[Records from a collection of figures]
▼▼▼
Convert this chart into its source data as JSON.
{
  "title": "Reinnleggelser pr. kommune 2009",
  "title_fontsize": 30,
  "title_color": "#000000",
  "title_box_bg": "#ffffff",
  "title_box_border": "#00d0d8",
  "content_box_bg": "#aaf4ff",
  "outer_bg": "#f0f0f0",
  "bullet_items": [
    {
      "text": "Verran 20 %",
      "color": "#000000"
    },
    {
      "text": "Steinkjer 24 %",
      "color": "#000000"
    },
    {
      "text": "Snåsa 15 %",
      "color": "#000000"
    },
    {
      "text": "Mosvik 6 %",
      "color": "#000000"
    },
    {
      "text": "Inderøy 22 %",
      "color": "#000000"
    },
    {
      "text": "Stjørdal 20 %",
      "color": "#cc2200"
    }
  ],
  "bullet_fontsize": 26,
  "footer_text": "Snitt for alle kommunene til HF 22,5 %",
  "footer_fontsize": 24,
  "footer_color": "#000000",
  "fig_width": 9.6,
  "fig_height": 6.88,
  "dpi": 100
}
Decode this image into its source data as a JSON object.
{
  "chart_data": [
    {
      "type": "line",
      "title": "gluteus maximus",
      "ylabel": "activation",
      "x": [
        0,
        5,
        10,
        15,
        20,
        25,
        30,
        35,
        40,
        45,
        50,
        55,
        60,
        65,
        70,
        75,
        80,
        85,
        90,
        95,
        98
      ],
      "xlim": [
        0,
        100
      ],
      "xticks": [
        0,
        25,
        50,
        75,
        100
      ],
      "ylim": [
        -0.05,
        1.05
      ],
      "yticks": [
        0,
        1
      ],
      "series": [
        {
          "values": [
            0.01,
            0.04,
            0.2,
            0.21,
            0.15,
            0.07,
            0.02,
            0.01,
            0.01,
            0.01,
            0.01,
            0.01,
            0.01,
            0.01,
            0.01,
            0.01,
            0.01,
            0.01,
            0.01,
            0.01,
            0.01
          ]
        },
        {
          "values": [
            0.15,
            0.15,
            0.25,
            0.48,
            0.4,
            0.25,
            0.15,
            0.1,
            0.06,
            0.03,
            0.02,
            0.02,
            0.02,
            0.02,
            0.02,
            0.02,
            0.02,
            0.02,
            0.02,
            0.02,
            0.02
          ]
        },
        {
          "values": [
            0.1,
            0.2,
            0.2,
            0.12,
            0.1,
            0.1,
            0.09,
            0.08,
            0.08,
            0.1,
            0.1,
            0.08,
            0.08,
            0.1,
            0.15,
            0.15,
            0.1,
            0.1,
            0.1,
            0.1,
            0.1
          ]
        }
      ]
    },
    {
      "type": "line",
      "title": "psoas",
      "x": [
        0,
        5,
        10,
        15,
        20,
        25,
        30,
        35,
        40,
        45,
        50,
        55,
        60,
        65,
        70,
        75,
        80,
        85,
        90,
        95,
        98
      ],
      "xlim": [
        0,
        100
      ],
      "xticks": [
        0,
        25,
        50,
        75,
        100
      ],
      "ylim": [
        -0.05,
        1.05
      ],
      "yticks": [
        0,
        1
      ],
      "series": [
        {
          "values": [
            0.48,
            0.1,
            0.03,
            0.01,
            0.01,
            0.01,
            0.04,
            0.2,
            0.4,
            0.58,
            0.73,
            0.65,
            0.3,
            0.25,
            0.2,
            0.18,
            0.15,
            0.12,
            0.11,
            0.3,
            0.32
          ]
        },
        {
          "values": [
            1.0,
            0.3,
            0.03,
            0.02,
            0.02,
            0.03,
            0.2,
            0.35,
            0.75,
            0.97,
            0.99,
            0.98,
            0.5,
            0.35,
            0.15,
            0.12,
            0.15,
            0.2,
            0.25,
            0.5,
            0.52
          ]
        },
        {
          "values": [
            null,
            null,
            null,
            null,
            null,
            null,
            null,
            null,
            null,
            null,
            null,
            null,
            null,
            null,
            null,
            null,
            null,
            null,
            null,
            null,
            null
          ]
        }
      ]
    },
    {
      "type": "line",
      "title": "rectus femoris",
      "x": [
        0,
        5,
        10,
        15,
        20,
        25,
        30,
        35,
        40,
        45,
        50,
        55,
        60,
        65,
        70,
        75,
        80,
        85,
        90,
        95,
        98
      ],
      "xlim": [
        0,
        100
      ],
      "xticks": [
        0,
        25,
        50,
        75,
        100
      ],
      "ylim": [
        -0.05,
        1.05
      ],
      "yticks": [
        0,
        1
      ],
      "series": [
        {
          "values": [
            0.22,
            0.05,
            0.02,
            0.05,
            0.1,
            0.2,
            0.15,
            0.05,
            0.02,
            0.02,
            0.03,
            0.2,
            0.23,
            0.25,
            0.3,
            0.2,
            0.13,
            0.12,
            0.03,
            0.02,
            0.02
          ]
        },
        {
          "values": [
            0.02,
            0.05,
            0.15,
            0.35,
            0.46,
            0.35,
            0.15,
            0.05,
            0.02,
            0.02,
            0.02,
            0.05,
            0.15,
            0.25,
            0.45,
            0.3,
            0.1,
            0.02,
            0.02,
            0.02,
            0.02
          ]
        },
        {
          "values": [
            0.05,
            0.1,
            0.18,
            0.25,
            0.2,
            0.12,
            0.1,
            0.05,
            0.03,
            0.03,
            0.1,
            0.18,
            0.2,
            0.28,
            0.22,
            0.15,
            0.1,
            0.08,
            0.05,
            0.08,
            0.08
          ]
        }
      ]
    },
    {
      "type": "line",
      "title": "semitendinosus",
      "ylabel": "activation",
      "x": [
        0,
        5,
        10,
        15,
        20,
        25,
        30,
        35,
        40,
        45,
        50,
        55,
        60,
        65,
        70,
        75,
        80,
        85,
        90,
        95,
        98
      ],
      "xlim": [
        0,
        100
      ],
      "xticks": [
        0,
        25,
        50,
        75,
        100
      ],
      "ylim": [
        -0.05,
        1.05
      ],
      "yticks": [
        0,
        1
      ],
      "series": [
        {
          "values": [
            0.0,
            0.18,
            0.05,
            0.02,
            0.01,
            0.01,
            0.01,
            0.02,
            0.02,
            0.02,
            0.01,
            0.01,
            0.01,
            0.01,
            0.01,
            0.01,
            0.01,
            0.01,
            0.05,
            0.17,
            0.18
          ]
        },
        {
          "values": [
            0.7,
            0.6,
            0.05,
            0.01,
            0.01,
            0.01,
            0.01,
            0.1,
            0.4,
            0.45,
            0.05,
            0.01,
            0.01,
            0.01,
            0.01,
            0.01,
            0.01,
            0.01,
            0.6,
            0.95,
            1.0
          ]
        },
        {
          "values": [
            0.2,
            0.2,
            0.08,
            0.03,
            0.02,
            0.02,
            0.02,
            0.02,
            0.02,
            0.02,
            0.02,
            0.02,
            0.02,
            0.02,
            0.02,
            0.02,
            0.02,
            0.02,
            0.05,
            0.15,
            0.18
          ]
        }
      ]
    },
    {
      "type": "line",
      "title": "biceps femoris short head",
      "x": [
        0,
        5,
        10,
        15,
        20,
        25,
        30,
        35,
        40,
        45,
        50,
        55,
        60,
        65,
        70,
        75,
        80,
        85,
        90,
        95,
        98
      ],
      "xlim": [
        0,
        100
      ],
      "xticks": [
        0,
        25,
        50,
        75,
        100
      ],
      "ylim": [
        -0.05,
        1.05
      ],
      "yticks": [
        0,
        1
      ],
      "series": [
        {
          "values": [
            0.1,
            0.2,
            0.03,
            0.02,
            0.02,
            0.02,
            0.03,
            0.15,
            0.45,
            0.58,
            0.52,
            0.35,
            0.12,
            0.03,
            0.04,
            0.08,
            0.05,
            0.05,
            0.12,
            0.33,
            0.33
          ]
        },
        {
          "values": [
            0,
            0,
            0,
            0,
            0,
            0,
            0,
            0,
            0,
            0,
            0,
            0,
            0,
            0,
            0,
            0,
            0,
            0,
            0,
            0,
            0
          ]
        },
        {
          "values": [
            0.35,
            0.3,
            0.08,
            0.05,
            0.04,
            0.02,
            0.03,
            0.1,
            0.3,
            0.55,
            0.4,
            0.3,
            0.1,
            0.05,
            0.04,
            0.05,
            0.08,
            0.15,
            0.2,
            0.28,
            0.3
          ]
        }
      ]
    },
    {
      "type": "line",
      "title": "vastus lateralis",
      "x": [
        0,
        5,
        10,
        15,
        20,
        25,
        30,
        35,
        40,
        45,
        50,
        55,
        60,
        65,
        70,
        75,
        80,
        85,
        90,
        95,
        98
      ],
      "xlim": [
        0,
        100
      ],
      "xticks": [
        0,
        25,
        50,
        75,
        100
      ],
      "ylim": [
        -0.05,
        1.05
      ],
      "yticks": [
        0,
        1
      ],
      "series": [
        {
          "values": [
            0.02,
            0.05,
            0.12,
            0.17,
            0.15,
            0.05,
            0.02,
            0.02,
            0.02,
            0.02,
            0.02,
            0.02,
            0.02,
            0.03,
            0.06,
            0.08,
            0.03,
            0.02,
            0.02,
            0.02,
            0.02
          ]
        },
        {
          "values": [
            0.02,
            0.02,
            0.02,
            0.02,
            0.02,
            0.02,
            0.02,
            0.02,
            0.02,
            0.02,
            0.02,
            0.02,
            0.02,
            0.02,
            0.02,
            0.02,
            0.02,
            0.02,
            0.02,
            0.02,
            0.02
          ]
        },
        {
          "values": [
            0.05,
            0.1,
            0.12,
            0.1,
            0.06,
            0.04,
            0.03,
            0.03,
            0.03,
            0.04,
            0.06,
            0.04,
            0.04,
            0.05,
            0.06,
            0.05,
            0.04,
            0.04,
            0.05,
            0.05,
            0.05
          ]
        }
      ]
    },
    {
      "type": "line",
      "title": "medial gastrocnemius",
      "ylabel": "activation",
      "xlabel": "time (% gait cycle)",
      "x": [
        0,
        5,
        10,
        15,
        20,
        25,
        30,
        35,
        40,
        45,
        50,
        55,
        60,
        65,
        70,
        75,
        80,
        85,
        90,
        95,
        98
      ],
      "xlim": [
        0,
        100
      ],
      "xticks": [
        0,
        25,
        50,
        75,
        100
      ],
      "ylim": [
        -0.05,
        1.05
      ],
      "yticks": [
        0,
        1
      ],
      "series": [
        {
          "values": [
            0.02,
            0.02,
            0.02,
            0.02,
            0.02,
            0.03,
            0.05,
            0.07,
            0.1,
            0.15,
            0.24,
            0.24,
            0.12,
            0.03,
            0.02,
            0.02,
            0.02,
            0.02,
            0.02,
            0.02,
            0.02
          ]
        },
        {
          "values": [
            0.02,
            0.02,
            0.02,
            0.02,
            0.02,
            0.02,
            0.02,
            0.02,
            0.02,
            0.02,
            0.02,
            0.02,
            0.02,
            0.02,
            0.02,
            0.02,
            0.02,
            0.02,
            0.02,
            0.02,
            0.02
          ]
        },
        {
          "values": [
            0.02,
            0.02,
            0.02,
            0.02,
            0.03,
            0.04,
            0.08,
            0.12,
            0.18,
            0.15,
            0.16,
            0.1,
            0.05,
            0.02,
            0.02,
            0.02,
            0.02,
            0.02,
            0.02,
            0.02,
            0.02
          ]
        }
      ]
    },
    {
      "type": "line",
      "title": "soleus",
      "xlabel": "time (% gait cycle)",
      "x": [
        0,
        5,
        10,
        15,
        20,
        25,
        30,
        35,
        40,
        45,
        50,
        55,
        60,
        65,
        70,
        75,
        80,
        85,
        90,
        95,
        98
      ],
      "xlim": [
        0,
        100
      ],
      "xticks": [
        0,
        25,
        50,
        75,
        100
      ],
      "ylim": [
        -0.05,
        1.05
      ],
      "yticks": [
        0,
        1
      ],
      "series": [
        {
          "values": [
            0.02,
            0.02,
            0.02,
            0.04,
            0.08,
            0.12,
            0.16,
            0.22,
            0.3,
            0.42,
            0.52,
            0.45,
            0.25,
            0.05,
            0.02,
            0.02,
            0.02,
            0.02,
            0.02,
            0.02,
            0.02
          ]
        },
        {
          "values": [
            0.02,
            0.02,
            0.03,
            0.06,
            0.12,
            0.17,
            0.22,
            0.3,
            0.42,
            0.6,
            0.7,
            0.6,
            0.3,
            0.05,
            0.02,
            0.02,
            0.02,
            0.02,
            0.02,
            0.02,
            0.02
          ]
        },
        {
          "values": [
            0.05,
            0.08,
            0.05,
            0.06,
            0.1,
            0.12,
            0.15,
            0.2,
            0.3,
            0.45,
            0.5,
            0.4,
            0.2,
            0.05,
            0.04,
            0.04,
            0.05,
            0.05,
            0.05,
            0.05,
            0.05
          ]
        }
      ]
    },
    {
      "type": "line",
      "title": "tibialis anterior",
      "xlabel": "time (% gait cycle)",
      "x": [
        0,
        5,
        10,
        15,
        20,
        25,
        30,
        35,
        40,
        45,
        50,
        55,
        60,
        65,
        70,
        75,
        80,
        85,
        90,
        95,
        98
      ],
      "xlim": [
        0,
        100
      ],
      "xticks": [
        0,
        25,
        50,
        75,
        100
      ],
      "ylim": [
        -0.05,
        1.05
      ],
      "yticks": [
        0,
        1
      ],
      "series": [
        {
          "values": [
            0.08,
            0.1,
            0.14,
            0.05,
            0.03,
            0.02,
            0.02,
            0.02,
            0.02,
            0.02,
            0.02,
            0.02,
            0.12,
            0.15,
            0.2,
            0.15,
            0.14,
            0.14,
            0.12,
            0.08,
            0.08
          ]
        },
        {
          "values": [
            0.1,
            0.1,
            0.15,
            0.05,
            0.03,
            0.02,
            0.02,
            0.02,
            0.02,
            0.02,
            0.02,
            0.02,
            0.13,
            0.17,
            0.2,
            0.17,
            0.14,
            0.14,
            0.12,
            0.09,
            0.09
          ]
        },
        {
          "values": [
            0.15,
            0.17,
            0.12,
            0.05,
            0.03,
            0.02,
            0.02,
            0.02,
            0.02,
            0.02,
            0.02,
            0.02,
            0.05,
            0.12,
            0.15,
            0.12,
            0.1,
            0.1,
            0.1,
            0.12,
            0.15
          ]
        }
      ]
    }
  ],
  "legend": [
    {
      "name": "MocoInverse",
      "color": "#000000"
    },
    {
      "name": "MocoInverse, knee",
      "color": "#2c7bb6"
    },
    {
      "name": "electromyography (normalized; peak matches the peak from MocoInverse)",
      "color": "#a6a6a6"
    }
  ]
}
▲▲▲
### Exercise aim
Go through the records and copy each line with "JSON" in it.

### Output of the task
Convert this chart into its source data as JSON.
Decode this image into its source data as a JSON object.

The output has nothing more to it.